▸ **Written task**:
Extract the complete listing and repeat it word for word.

▸ **Given records**:
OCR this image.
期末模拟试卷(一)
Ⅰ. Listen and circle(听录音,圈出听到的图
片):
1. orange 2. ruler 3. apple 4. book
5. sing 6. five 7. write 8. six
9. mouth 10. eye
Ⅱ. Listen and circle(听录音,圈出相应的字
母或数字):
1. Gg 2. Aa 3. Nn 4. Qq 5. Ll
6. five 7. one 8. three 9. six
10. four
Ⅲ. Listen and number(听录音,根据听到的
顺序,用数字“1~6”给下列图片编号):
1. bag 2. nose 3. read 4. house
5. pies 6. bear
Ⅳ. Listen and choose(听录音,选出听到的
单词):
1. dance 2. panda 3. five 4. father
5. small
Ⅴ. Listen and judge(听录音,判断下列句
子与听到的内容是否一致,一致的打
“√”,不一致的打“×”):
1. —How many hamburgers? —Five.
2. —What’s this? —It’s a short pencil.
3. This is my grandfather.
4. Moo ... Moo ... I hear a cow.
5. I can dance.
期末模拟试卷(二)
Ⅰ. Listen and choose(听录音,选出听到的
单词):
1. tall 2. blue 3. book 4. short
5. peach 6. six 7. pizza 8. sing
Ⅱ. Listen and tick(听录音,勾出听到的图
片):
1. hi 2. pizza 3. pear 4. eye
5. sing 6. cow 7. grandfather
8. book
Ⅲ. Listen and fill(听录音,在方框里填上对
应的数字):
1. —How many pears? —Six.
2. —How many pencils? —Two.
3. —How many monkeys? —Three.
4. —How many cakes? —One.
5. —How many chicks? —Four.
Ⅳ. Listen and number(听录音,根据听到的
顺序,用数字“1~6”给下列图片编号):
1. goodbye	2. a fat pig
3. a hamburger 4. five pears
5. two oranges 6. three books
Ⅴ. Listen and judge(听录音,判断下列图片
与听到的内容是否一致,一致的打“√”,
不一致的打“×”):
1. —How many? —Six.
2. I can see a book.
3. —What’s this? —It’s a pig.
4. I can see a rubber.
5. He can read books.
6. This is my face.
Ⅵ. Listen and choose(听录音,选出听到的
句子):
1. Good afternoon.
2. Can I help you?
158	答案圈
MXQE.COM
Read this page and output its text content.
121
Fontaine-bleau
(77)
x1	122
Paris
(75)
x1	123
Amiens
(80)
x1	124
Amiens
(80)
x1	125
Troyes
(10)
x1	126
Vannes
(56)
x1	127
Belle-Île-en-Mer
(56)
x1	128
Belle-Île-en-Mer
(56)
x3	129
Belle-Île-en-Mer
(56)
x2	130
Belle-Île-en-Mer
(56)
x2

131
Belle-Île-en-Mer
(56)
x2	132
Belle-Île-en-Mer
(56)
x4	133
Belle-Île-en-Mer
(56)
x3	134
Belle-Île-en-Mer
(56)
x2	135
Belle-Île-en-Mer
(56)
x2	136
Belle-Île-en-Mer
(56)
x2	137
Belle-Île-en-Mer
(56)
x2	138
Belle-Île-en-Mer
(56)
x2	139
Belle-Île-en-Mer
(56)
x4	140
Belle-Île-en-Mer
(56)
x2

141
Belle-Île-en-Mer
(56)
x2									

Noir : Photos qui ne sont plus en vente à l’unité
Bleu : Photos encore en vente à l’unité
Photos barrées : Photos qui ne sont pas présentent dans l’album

▸ **Reply to the exercise**:
OCR this image.
期末模拟试卷(一)
Ⅰ. Listen and circle(听录音,圈出听到的图
片):
1. orange 2. ruler 3. apple 4. book
5. sing 6. five 7. write 8. six
9. mouth 10. eye
Ⅱ. Listen and circle(听录音,圈出相应的字
母或数字):
1. Gg 2. Aa 3. Nn 4. Qq 5. Ll
6. five 7. one 8. three 9. six
10. four
Ⅲ. Listen and number(听录音,根据听到的
顺序,用数字“1~6”给下列图片编号):
1. bag 2. nose 3. read 4. house
5. pies 6. bear
Ⅳ. Listen and choose(听录音,选出听到的
单词):
1. dance 2. panda 3. five 4. father
5. small
Ⅴ. Listen and judge(听录音,判断下列句
子与听到的内容是否一致,一致的打
“√”,不一致的打“×”):
1. —How many hamburgers? —Five.
2. —What’s this? —It’s a short pencil.
3. This is my grandfather.
4. Moo ... Moo ... I hear a cow.
5. I can dance.
期末模拟试卷(二)
Ⅰ. Listen and choose(听录音,选出听到的
单词):
1. tall 2. blue 3. book 4. short
5. peach 6. six 7. pizza 8. sing
Ⅱ. Listen and tick(听录音,勾出听到的图
片):
1. hi 2. pizza 3. pear 4. eye
5. sing 6. cow 7. grandfather
8. book
Ⅲ. Listen and fill(听录音,在方框里填上对
应的数字):
1. —How many pears? —Six.
2. —How many pencils? —Two.
3. —How many monkeys? —Three.
4. —How many cakes? —One.
5. —How many chicks? —Four.
Ⅳ. Listen and number(听录音,根据听到的
顺序,用数字“1~6”给下列图片编号):
1. goodbye	2. a fat pig
3. a hamburger 4. five pears
5. two oranges 6. three books
Ⅴ. Listen and judge(听录音,判断下列图片
与听到的内容是否一致,一致的打“√”,
不一致的打“×”):
1. —How many? —Six.
2. I can see a book.
3. —What’s this? —It’s a pig.
4. I can see a rubber.
5. He can read books.
6. This is my face.
Ⅵ. Listen and choose(听录音,选出听到的
句子):
1. Good afternoon.
2. Can I help you?
158	答案圈
MXQE.COM
Read this page and output its text content.
121
Fontaine-bleau
(77)
x1	122
Paris
(75)
x1	123
Amiens
(80)
x1	124
Amiens
(80)
x1	125
Troyes
(10)
x1	126
Vannes
(56)
x1	127
Belle-Île-en-Mer
(56)
x1	128
Belle-Île-en-Mer
(56)
x3	129
Belle-Île-en-Mer
(56)
x2	130
Belle-Île-en-Mer
(56)
x2

131
Belle-Île-en-Mer
(56)
x2	132
Belle-Île-en-Mer
(56)
x4	133
Belle-Île-en-Mer
(56)
x3	134
Belle-Île-en-Mer
(56)
x2	135
Belle-Île-en-Mer
(56)
x2	136
Belle-Île-en-Mer
(56)
x2	137
Belle-Île-en-Mer
(56)
x2	138
Belle-Île-en-Mer
(56)
x2	139
Belle-Île-en-Mer
(56)
x4	140
Belle-Île-en-Mer
(56)
x2

141
Belle-Île-en-Mer
(56)
x2									

Noir : Photos qui ne sont plus en vente à l’unité
Bleu : Photos encore en vente à l’unité
Photos barrées : Photos qui ne sont pas présentent dans l’album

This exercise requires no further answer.